-- start of Dataset rows --

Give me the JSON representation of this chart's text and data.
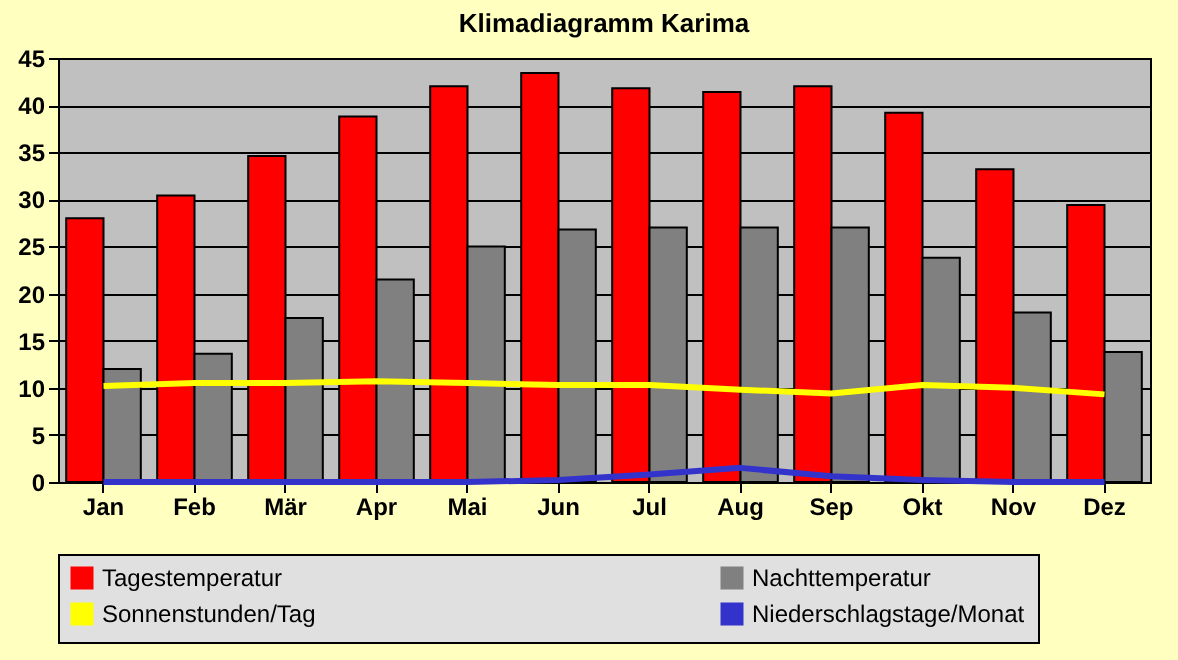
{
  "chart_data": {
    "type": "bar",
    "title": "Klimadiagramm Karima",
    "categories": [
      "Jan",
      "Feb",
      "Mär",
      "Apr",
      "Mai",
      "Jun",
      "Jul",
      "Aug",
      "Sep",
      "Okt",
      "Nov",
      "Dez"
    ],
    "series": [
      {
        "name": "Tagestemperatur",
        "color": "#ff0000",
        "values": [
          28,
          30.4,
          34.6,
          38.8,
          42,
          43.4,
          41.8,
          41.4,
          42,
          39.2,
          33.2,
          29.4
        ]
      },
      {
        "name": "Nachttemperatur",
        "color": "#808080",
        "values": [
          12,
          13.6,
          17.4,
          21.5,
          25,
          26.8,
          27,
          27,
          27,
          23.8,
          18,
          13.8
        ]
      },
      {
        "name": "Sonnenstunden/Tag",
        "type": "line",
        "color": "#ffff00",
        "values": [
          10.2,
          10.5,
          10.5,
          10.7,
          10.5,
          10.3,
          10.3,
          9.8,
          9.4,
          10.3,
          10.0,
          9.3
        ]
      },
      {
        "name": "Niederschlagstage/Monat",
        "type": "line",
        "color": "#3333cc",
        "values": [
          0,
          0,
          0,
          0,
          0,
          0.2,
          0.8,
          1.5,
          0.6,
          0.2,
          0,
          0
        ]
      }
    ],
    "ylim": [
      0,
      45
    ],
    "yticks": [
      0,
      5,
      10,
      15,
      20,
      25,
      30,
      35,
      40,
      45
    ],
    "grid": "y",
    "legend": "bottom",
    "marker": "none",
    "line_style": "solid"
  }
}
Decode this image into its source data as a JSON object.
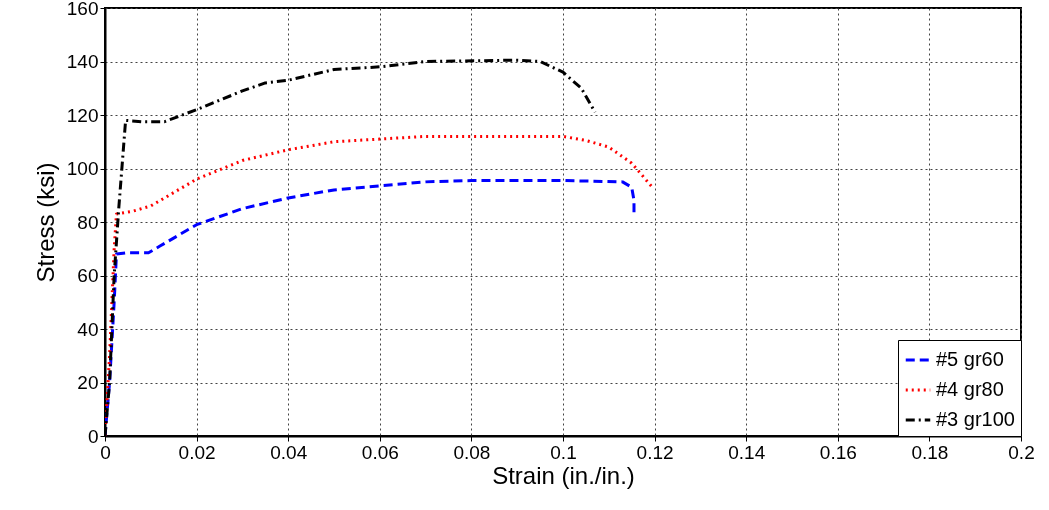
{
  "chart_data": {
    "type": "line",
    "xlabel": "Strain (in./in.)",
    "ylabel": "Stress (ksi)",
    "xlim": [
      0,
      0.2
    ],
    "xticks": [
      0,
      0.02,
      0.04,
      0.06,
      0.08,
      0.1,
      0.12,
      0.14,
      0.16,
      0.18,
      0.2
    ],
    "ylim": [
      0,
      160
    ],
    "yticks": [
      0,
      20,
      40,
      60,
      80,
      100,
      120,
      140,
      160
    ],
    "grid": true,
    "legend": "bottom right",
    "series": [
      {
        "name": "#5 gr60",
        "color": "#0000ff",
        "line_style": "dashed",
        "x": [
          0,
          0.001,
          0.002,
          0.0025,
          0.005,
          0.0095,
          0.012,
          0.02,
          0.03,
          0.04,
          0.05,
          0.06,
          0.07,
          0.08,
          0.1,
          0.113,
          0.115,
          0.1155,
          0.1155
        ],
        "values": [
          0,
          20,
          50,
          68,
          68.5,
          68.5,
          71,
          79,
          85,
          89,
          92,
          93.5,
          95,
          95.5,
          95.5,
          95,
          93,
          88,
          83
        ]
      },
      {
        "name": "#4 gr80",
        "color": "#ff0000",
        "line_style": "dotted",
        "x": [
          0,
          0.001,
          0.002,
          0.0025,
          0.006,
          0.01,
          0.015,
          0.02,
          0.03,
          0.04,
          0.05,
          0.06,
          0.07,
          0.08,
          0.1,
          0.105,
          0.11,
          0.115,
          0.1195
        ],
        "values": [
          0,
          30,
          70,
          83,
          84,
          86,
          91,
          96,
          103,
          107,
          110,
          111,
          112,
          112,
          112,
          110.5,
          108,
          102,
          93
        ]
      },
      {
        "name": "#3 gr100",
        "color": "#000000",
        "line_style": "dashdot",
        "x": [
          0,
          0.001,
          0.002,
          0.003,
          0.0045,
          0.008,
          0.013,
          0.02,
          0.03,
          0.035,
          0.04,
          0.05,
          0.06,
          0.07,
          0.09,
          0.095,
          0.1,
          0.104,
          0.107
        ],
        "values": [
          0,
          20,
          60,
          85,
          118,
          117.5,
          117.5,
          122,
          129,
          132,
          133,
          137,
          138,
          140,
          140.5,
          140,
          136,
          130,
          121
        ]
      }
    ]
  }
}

-- end of Dataset rows --

Exercise instructions =>
Return every line holding the word "this" from the records.

Full response =>
Give me the JSON representation of this chart's text and data.
Decode this image into its source data as a JSON object.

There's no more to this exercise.